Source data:
— START —
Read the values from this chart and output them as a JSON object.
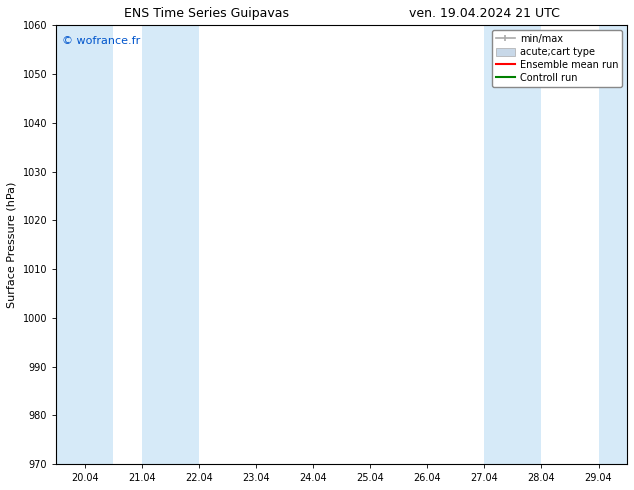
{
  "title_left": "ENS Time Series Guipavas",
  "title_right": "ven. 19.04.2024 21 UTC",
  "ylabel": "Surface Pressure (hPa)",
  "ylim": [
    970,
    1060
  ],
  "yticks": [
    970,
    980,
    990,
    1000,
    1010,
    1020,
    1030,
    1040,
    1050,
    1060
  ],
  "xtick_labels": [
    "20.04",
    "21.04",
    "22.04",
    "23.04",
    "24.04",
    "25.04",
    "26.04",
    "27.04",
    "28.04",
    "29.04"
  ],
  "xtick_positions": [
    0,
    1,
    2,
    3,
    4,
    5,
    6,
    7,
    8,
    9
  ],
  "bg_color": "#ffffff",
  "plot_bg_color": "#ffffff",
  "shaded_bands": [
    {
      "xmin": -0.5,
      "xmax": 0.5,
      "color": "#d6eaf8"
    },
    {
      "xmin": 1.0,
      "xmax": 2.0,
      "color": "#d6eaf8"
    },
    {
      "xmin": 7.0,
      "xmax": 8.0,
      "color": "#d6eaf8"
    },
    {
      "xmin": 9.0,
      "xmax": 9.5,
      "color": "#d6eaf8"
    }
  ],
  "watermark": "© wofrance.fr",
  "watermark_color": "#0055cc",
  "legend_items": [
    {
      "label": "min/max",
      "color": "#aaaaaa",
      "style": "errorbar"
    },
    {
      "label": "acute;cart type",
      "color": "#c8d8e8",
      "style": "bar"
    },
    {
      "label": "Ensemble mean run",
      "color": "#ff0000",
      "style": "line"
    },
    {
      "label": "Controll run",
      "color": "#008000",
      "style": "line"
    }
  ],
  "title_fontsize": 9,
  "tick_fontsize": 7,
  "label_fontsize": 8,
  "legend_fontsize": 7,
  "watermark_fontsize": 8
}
— END —
— START —
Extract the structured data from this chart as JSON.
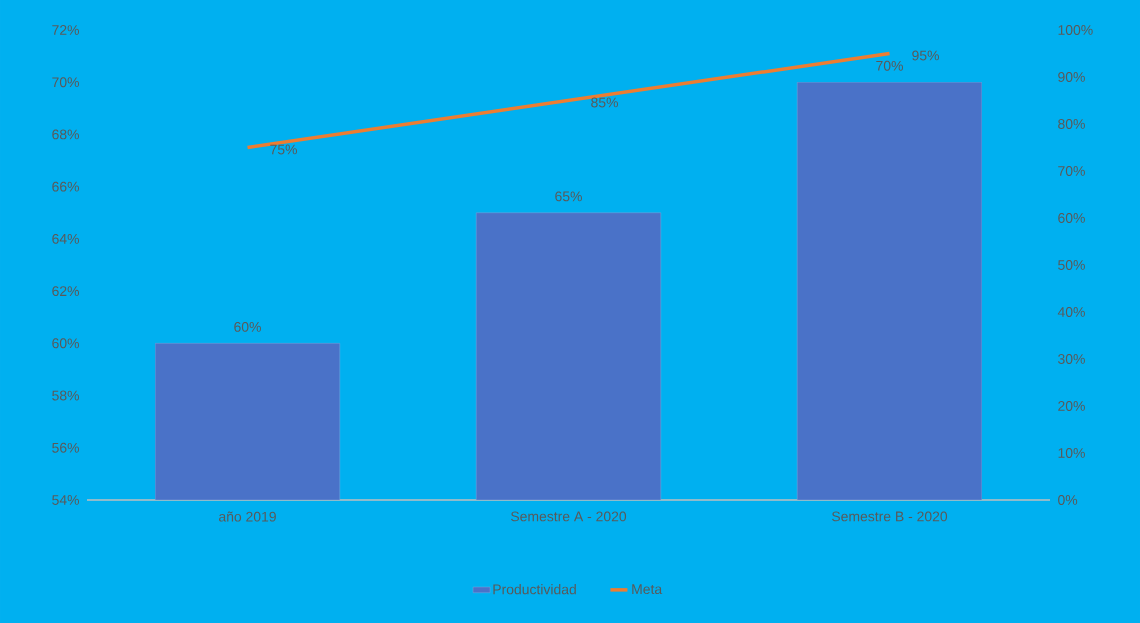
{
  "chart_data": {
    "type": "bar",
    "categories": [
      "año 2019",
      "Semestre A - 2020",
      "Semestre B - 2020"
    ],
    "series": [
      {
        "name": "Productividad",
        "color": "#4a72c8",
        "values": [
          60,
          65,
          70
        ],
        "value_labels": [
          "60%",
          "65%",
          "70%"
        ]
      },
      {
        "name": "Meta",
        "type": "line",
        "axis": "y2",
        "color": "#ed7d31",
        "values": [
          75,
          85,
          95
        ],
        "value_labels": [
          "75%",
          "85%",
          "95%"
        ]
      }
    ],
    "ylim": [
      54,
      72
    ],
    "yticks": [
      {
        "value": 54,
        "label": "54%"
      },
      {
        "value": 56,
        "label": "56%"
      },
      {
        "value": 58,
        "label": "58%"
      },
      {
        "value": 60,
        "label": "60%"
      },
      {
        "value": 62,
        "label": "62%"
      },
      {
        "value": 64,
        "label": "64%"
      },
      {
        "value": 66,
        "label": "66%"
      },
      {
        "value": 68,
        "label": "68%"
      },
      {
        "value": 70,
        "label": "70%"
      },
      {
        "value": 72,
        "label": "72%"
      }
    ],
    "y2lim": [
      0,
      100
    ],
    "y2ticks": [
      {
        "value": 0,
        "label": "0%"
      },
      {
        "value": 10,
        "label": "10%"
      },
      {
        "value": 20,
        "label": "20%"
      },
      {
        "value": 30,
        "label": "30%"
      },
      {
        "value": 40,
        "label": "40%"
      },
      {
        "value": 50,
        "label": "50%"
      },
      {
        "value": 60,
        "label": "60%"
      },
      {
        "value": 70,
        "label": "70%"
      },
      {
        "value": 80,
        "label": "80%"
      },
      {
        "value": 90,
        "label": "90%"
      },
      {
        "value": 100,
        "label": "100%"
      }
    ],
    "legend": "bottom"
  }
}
— END —
INSTRUCTIONS FOR THE TASK: Report each line of the material above where the word "this" appears.

THE COMPLETED TASK:
Read the values from this chart and output them as a JSON object.
Extract the structured data from this chart as JSON.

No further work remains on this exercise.